Dataset rows
┄┄┄┄┄┄

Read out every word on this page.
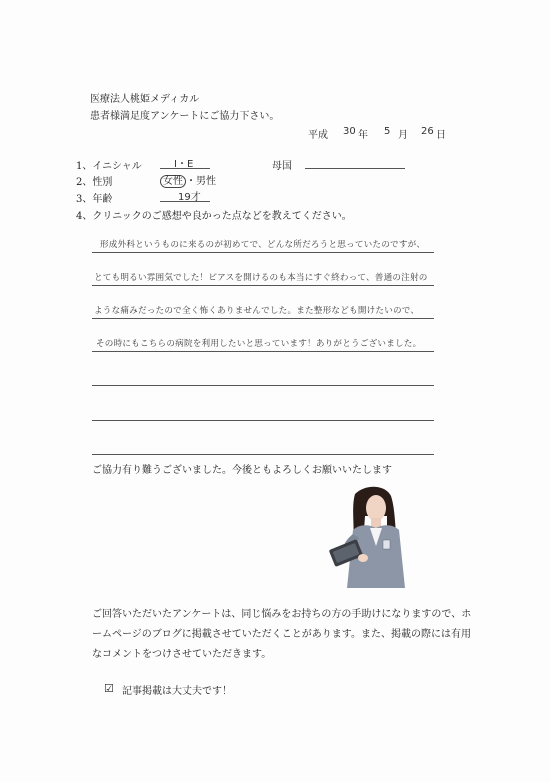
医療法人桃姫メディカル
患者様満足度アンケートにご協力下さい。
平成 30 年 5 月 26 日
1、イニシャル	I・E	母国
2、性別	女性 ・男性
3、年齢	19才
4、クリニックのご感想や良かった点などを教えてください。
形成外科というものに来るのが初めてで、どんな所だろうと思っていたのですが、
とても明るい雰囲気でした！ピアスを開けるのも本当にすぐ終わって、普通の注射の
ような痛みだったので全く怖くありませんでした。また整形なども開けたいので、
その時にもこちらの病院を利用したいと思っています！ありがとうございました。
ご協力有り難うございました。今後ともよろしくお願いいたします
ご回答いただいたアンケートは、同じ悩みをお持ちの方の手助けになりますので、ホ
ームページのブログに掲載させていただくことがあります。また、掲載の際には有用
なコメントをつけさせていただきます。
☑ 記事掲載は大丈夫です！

┄┄┄┄┄┄

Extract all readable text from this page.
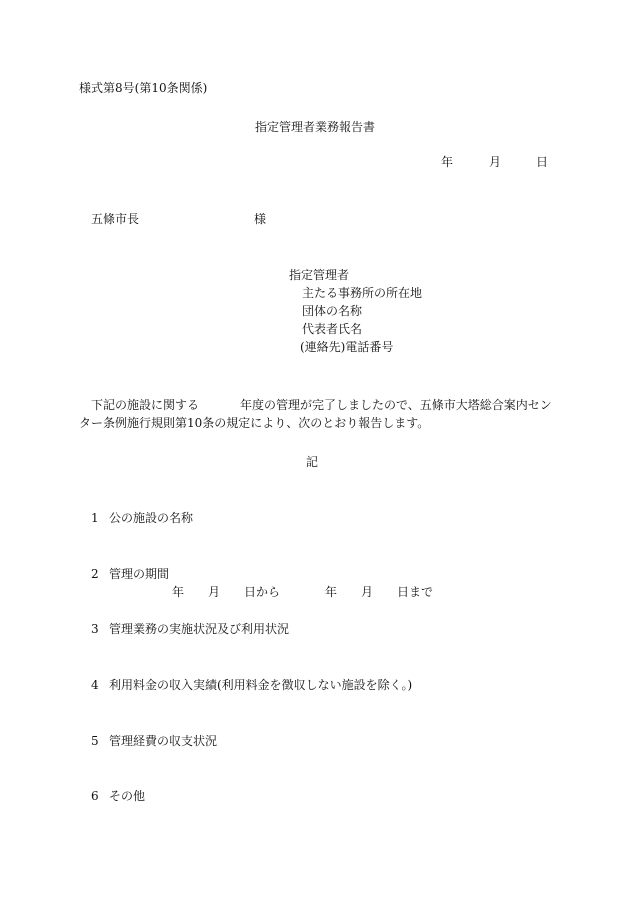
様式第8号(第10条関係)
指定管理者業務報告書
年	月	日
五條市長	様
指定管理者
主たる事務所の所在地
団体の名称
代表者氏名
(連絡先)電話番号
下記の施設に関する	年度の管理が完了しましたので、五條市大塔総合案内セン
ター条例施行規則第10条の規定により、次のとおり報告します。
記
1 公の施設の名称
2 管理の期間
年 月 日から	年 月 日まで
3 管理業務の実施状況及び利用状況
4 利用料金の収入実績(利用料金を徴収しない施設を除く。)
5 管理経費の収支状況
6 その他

┄┄┄┄┄┄

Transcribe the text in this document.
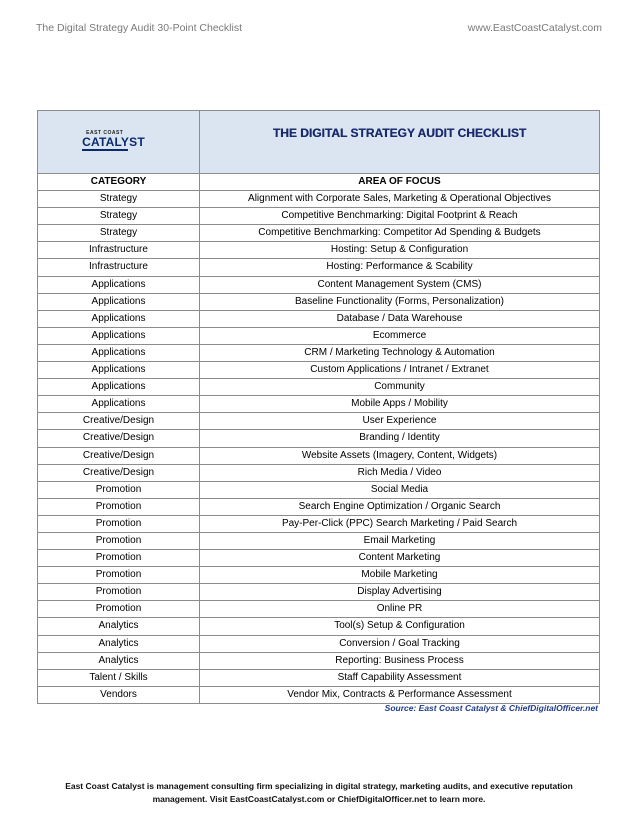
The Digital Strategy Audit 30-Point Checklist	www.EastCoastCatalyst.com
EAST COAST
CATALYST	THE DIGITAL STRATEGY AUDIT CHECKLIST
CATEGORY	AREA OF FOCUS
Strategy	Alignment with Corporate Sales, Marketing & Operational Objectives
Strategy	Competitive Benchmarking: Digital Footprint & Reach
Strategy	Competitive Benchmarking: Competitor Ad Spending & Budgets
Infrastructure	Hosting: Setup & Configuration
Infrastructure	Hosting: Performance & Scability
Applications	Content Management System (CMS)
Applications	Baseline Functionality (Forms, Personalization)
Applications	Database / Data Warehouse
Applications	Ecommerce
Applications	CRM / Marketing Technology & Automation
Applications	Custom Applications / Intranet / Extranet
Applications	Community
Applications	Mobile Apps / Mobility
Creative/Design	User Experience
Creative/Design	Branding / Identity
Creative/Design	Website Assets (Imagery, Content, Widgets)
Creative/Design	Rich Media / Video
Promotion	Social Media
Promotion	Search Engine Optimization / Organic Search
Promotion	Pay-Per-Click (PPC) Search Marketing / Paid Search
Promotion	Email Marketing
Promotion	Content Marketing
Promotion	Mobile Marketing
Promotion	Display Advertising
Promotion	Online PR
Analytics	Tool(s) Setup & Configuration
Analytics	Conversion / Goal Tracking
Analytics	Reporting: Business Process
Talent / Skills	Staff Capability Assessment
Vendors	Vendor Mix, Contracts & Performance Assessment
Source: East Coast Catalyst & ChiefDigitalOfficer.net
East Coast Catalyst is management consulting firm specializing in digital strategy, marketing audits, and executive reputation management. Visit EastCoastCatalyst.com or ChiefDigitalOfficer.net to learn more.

┄┄┄┄┄┄

TASK REQUIREMENTS
Gather, from the listing above, every line carrying the word "Creative".

SOLUTION TO THE PROBLEM
Creative/Design	User Experience
Creative/Design	Branding / Identity
Creative/Design	Website Assets (Imagery, Content, Widgets)
Creative/Design	Rich Media / Video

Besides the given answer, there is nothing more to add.